Input material.
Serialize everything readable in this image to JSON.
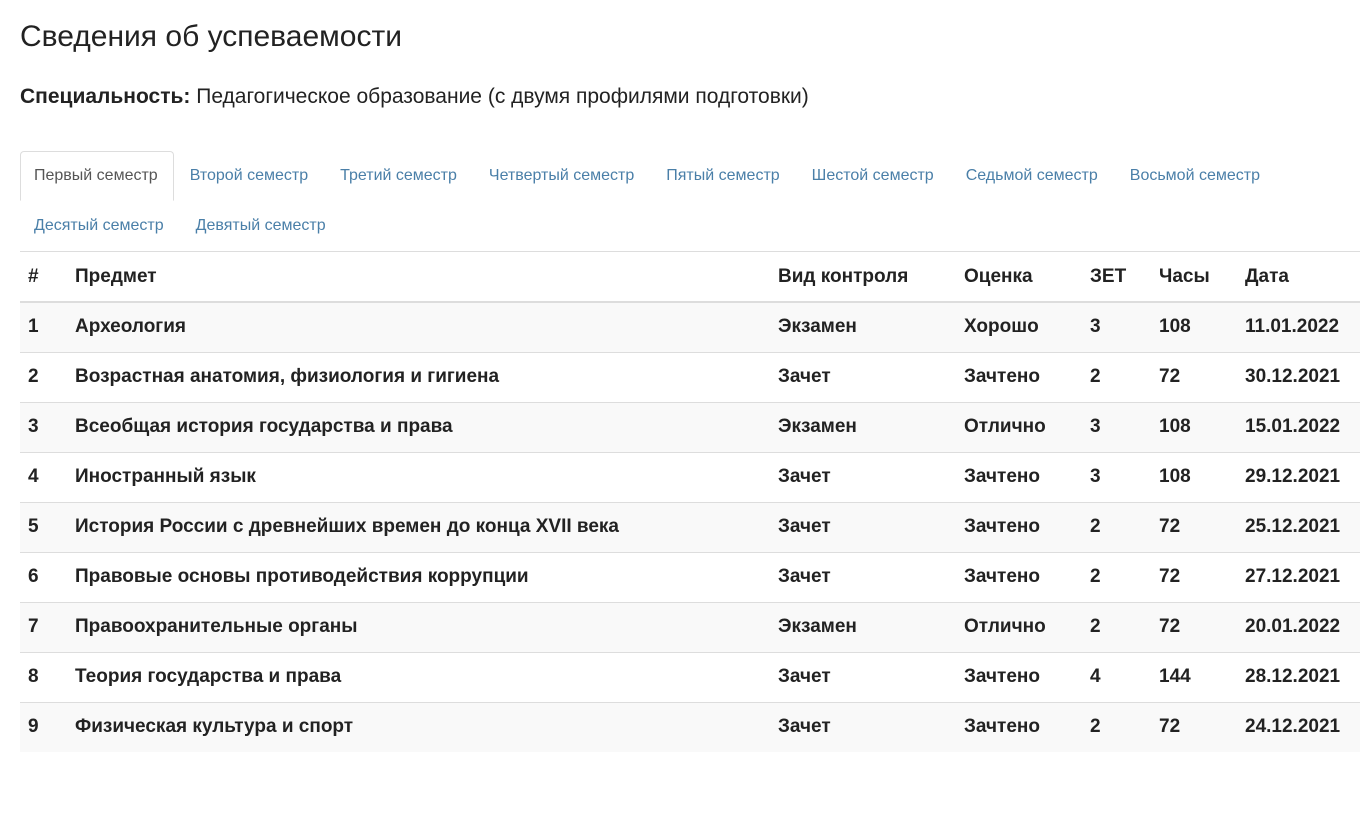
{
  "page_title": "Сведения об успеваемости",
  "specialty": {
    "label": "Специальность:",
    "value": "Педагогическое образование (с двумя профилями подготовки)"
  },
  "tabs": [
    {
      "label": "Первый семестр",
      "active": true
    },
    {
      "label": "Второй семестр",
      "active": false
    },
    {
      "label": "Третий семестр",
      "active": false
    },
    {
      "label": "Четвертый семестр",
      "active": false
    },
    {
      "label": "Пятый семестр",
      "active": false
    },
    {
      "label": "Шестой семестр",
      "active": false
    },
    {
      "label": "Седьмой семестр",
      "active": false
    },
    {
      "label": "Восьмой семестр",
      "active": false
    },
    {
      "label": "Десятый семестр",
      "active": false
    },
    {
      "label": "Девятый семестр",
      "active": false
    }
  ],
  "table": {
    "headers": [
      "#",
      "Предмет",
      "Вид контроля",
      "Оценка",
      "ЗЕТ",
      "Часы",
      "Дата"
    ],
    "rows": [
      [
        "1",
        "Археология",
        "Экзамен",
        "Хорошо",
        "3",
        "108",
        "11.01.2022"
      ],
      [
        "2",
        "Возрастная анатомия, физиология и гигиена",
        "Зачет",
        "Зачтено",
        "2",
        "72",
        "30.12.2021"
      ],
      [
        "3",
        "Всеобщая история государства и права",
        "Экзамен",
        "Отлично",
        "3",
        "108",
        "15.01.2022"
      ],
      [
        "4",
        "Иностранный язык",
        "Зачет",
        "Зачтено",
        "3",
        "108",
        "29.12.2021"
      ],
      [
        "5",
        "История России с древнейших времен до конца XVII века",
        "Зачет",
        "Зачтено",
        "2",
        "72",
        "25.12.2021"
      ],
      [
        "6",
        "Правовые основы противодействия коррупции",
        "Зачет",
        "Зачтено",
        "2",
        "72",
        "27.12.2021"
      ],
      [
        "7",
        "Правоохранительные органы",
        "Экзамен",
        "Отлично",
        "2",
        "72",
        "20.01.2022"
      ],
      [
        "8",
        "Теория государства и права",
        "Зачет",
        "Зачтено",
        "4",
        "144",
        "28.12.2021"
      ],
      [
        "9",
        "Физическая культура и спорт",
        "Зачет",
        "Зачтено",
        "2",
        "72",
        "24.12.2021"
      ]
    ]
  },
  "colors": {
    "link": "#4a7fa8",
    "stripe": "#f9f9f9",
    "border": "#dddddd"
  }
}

Brief. From the listing, extract all text exactly as given and drop any picture.

Response.
Serialize everything readable in this image to JSON.
{
  "page_title": "Сведения об успеваемости",
  "specialty": {
    "label": "Специальность:",
    "value": "Педагогическое образование (с двумя профилями подготовки)"
  },
  "tabs": [
    {
      "label": "Первый семестр",
      "active": true
    },
    {
      "label": "Второй семестр",
      "active": false
    },
    {
      "label": "Третий семестр",
      "active": false
    },
    {
      "label": "Четвертый семестр",
      "active": false
    },
    {
      "label": "Пятый семестр",
      "active": false
    },
    {
      "label": "Шестой семестр",
      "active": false
    },
    {
      "label": "Седьмой семестр",
      "active": false
    },
    {
      "label": "Восьмой семестр",
      "active": false
    },
    {
      "label": "Десятый семестр",
      "active": false
    },
    {
      "label": "Девятый семестр",
      "active": false
    }
  ],
  "table": {
    "headers": [
      "#",
      "Предмет",
      "Вид контроля",
      "Оценка",
      "ЗЕТ",
      "Часы",
      "Дата"
    ],
    "rows": [
      [
        "1",
        "Археология",
        "Экзамен",
        "Хорошо",
        "3",
        "108",
        "11.01.2022"
      ],
      [
        "2",
        "Возрастная анатомия, физиология и гигиена",
        "Зачет",
        "Зачтено",
        "2",
        "72",
        "30.12.2021"
      ],
      [
        "3",
        "Всеобщая история государства и права",
        "Экзамен",
        "Отлично",
        "3",
        "108",
        "15.01.2022"
      ],
      [
        "4",
        "Иностранный язык",
        "Зачет",
        "Зачтено",
        "3",
        "108",
        "29.12.2021"
      ],
      [
        "5",
        "История России с древнейших времен до конца XVII века",
        "Зачет",
        "Зачтено",
        "2",
        "72",
        "25.12.2021"
      ],
      [
        "6",
        "Правовые основы противодействия коррупции",
        "Зачет",
        "Зачтено",
        "2",
        "72",
        "27.12.2021"
      ],
      [
        "7",
        "Правоохранительные органы",
        "Экзамен",
        "Отлично",
        "2",
        "72",
        "20.01.2022"
      ],
      [
        "8",
        "Теория государства и права",
        "Зачет",
        "Зачтено",
        "4",
        "144",
        "28.12.2021"
      ],
      [
        "9",
        "Физическая культура и спорт",
        "Зачет",
        "Зачтено",
        "2",
        "72",
        "24.12.2021"
      ]
    ]
  },
  "colors": {
    "link": "#4a7fa8",
    "stripe": "#f9f9f9",
    "border": "#dddddd"
  }
}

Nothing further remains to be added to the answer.